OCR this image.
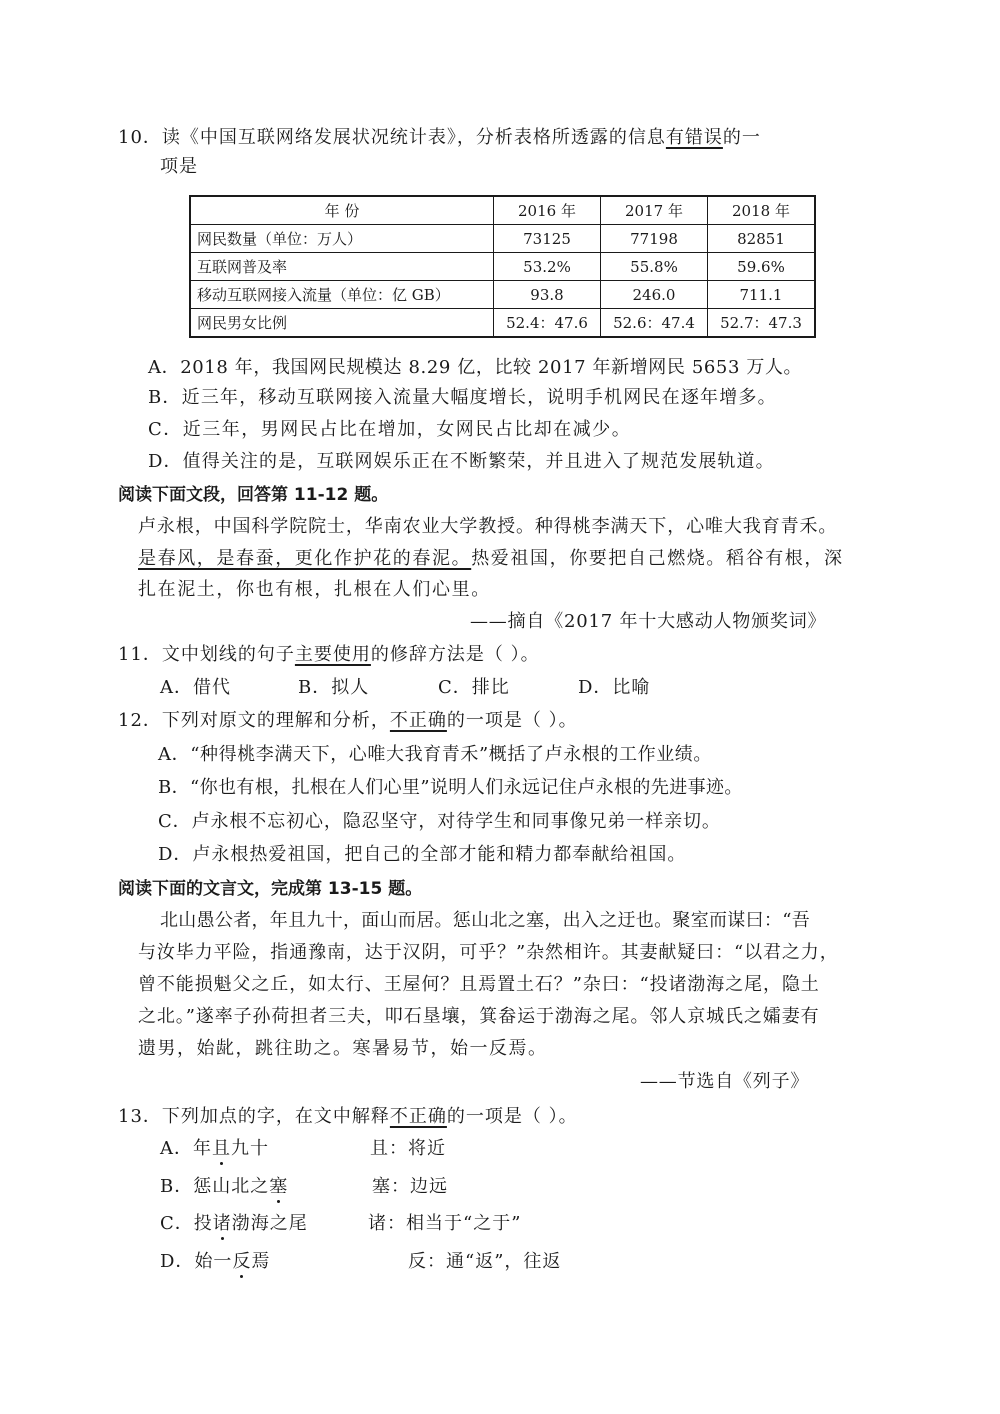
10．读《中国互联网络发展状况统计表》，分析表格所透露的信息有错误的一
项是
年 份	2016 年	2017 年	2018 年
网民数量（单位：万人）	73125	77198	82851
互联网普及率	53.2%	55.8%	59.6%
移动互联网接入流量（单位：亿 GB）	93.8	246.0	711.1
网民男女比例	52.4：47.6	52.6：47.4	52.7：47.3
A．2018 年，我国网民规模达 8.29 亿，比较 2017 年新增网民 5653 万人。
B．近三年，移动互联网接入流量大幅度增长，说明手机网民在逐年增多。
C．近三年，男网民占比在增加，女网民占比却在减少。
D．值得关注的是，互联网娱乐正在不断繁荣，并且进入了规范发展轨道。
阅读下面文段，回答第 11-12 题。
卢永根，中国科学院院士，华南农业大学教授。种得桃李满天下，心唯大我育青禾。
是春风，是春蚕，更化作护花的春泥。热爱祖国，你要把自己燃烧。稻谷有根，深
扎在泥土，你也有根，扎根在人们心里。
——摘自《2017 年十大感动人物颁奖词》
11．文中划线的句子主要使用的修辞方法是（ ）。
A．借代	B．拟人	C．排比	D．比喻
12．下列对原文的理解和分析，不正确的一项是（ ）。
A．“种得桃李满天下，心唯大我育青禾”概括了卢永根的工作业绩。
B．“你也有根，扎根在人们心里”说明人们永远记住卢永根的先进事迹。
C．卢永根不忘初心，隐忍坚守，对待学生和同事像兄弟一样亲切。
D．卢永根热爱祖国，把自己的全部才能和精力都奉献给祖国。
阅读下面的文言文，完成第 13-15 题。
北山愚公者，年且九十，面山而居。惩山北之塞，出入之迂也。聚室而谋曰：“吾
与汝毕力平险，指通豫南，达于汉阴，可乎？”杂然相许。其妻献疑曰：“以君之力，
曾不能损魁父之丘，如太行、王屋何？且焉置土石？”杂曰：“投诸渤海之尾，隐土
之北。”遂率子孙荷担者三夫，叩石垦壤，箕畚运于渤海之尾。邻人京城氏之孀妻有
遗男，始龀，跳往助之。寒暑易节，始一反焉。
——节选自《列子》
13．下列加点的字，在文中解释不正确的一项是（ ）。
A．年且九十	且：将近
B．惩山北之塞	塞：边远
C．投诸渤海之尾	诸：相当于“之于”
D．始一反焉	反：通“返”，往返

### What you have to do:
Reproduce the entries above without change, omitting all pictures.

### Result for this task:
OCR this image.
10．读《中国互联网络发展状况统计表》，分析表格所透露的信息有错误的一
项是
年 份	2016 年	2017 年	2018 年
网民数量（单位：万人）	73125	77198	82851
互联网普及率	53.2%	55.8%	59.6%
移动互联网接入流量（单位：亿 GB）	93.8	246.0	711.1
网民男女比例	52.4：47.6	52.6：47.4	52.7：47.3
A．2018 年，我国网民规模达 8.29 亿，比较 2017 年新增网民 5653 万人。
B．近三年，移动互联网接入流量大幅度增长，说明手机网民在逐年增多。
C．近三年，男网民占比在增加，女网民占比却在减少。
D．值得关注的是，互联网娱乐正在不断繁荣，并且进入了规范发展轨道。
阅读下面文段，回答第 11-12 题。
卢永根，中国科学院院士，华南农业大学教授。种得桃李满天下，心唯大我育青禾。
是春风，是春蚕，更化作护花的春泥。热爱祖国，你要把自己燃烧。稻谷有根，深
扎在泥土，你也有根，扎根在人们心里。
——摘自《2017 年十大感动人物颁奖词》
11．文中划线的句子主要使用的修辞方法是（ ）。
A．借代	B．拟人	C．排比	D．比喻
12．下列对原文的理解和分析，不正确的一项是（ ）。
A．“种得桃李满天下，心唯大我育青禾”概括了卢永根的工作业绩。
B．“你也有根，扎根在人们心里”说明人们永远记住卢永根的先进事迹。
C．卢永根不忘初心，隐忍坚守，对待学生和同事像兄弟一样亲切。
D．卢永根热爱祖国，把自己的全部才能和精力都奉献给祖国。
阅读下面的文言文，完成第 13-15 题。
北山愚公者，年且九十，面山而居。惩山北之塞，出入之迂也。聚室而谋曰：“吾
与汝毕力平险，指通豫南，达于汉阴，可乎？”杂然相许。其妻献疑曰：“以君之力，
曾不能损魁父之丘，如太行、王屋何？且焉置土石？”杂曰：“投诸渤海之尾，隐土
之北。”遂率子孙荷担者三夫，叩石垦壤，箕畚运于渤海之尾。邻人京城氏之孀妻有
遗男，始龀，跳往助之。寒暑易节，始一反焉。
——节选自《列子》
13．下列加点的字，在文中解释不正确的一项是（ ）。
A．年且九十	且：将近
B．惩山北之塞	塞：边远
C．投诸渤海之尾	诸：相当于“之于”
D．始一反焉	反：通“返”，往返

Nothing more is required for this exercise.